▸ REQUIREMENTS
Copy all the material that follows, keeping every character the same.

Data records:
· · · ·

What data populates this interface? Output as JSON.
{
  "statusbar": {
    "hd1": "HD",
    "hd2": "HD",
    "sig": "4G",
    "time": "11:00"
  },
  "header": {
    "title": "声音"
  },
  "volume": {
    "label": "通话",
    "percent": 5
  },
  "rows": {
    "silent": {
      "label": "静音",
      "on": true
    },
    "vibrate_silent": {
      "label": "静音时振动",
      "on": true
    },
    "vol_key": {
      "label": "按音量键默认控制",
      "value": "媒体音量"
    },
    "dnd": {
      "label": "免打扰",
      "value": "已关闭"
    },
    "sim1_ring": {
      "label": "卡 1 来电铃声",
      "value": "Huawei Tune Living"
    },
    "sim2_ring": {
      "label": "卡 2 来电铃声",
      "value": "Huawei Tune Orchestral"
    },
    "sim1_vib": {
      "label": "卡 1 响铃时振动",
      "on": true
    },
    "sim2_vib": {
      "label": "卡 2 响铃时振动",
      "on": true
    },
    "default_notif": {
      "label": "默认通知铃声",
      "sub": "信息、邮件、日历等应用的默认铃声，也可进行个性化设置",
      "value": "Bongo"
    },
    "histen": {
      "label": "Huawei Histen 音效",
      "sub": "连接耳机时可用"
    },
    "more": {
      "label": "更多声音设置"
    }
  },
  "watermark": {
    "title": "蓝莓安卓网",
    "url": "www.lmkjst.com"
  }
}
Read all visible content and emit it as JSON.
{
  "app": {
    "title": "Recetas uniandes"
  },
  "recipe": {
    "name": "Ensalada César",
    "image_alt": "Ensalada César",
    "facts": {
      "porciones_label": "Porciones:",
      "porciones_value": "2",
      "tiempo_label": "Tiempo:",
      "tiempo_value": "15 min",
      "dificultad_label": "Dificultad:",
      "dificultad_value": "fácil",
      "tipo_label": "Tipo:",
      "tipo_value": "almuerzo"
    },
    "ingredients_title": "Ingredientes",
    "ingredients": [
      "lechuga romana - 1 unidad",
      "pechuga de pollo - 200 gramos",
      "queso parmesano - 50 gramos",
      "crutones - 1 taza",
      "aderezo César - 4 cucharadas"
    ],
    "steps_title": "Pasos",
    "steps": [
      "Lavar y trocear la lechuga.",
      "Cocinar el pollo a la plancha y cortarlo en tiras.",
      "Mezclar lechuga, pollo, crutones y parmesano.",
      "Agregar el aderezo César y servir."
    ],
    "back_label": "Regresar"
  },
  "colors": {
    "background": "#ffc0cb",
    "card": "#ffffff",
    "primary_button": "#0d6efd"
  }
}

· · · ·

▸ COMPLETE RESPONSE
What data populates this interface? Output as JSON.
{
  "statusbar": {
    "hd1": "HD",
    "hd2": "HD",
    "sig": "4G",
    "time": "11:00"
  },
  "header": {
    "title": "声音"
  },
  "volume": {
    "label": "通话",
    "percent": 5
  },
  "rows": {
    "silent": {
      "label": "静音",
      "on": true
    },
    "vibrate_silent": {
      "label": "静音时振动",
      "on": true
    },
    "vol_key": {
      "label": "按音量键默认控制",
      "value": "媒体音量"
    },
    "dnd": {
      "label": "免打扰",
      "value": "已关闭"
    },
    "sim1_ring": {
      "label": "卡 1 来电铃声",
      "value": "Huawei Tune Living"
    },
    "sim2_ring": {
      "label": "卡 2 来电铃声",
      "value": "Huawei Tune Orchestral"
    },
    "sim1_vib": {
      "label": "卡 1 响铃时振动",
      "on": true
    },
    "sim2_vib": {
      "label": "卡 2 响铃时振动",
      "on": true
    },
    "default_notif": {
      "label": "默认通知铃声",
      "sub": "信息、邮件、日历等应用的默认铃声，也可进行个性化设置",
      "value": "Bongo"
    },
    "histen": {
      "label": "Huawei Histen 音效",
      "sub": "连接耳机时可用"
    },
    "more": {
      "label": "更多声音设置"
    }
  },
  "watermark": {
    "title": "蓝莓安卓网",
    "url": "www.lmkjst.com"
  }
}
Read all visible content and emit it as JSON.
{
  "app": {
    "title": "Recetas uniandes"
  },
  "recipe": {
    "name": "Ensalada César",
    "image_alt": "Ensalada César",
    "facts": {
      "porciones_label": "Porciones:",
      "porciones_value": "2",
      "tiempo_label": "Tiempo:",
      "tiempo_value": "15 min",
      "dificultad_label": "Dificultad:",
      "dificultad_value": "fácil",
      "tipo_label": "Tipo:",
      "tipo_value": "almuerzo"
    },
    "ingredients_title": "Ingredientes",
    "ingredients": [
      "lechuga romana - 1 unidad",
      "pechuga de pollo - 200 gramos",
      "queso parmesano - 50 gramos",
      "crutones - 1 taza",
      "aderezo César - 4 cucharadas"
    ],
    "steps_title": "Pasos",
    "steps": [
      "Lavar y trocear la lechuga.",
      "Cocinar el pollo a la plancha y cortarlo en tiras.",
      "Mezclar lechuga, pollo, crutones y parmesano.",
      "Agregar el aderezo César y servir."
    ],
    "back_label": "Regresar"
  },
  "colors": {
    "background": "#ffc0cb",
    "card": "#ffffff",
    "primary_button": "#0d6efd"
  }
}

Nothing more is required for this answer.